[WHAT THE TASK REQUIRES]
Could you copy every line from the material below in which "this" appears?

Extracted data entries

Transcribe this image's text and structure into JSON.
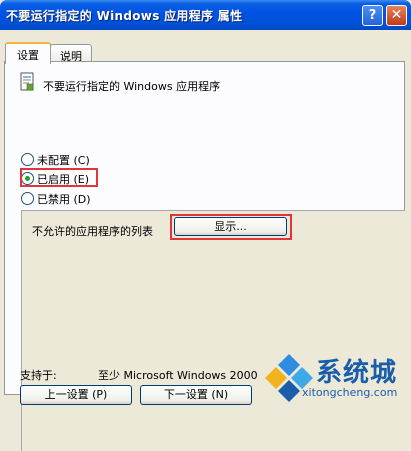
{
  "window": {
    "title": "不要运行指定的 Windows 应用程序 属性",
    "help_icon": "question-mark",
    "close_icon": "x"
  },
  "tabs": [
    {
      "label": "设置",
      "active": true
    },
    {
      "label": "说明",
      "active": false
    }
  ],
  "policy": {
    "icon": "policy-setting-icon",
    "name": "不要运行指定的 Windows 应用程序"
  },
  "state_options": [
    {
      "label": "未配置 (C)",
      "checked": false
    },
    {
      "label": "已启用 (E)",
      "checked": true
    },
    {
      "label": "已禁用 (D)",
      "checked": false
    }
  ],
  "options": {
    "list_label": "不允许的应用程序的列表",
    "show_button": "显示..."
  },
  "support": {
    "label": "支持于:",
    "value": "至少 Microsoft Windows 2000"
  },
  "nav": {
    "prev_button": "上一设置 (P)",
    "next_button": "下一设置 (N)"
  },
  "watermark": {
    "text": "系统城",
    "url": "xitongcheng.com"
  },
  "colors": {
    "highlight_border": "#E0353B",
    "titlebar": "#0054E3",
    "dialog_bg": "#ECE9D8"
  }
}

* * *

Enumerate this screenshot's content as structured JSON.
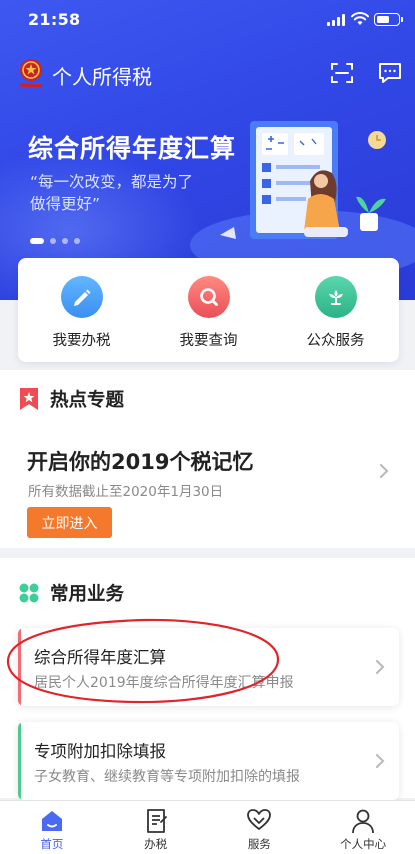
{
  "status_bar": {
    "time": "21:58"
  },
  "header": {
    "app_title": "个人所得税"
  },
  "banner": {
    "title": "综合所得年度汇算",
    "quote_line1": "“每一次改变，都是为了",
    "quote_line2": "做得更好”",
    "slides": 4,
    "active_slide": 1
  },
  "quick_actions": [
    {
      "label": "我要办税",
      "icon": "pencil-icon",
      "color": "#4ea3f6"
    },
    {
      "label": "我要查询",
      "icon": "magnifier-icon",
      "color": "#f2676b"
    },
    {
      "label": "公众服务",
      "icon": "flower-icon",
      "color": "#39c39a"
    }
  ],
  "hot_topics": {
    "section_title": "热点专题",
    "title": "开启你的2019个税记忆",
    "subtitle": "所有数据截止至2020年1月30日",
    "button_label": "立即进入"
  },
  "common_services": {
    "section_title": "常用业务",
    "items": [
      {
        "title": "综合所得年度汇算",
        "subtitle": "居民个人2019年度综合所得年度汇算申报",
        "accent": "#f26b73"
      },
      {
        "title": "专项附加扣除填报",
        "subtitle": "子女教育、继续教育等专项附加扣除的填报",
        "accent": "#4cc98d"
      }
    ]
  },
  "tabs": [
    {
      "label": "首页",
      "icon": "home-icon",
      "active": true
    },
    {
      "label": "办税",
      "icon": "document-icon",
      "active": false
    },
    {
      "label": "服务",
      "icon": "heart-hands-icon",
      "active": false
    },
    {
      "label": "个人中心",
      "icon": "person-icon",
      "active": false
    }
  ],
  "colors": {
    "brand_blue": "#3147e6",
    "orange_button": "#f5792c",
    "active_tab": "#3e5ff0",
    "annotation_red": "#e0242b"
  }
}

[ANSWER TO THE TASK]
Transcribe this image's text and structure into JSON.
Enumerate this screenshot's content as structured JSON.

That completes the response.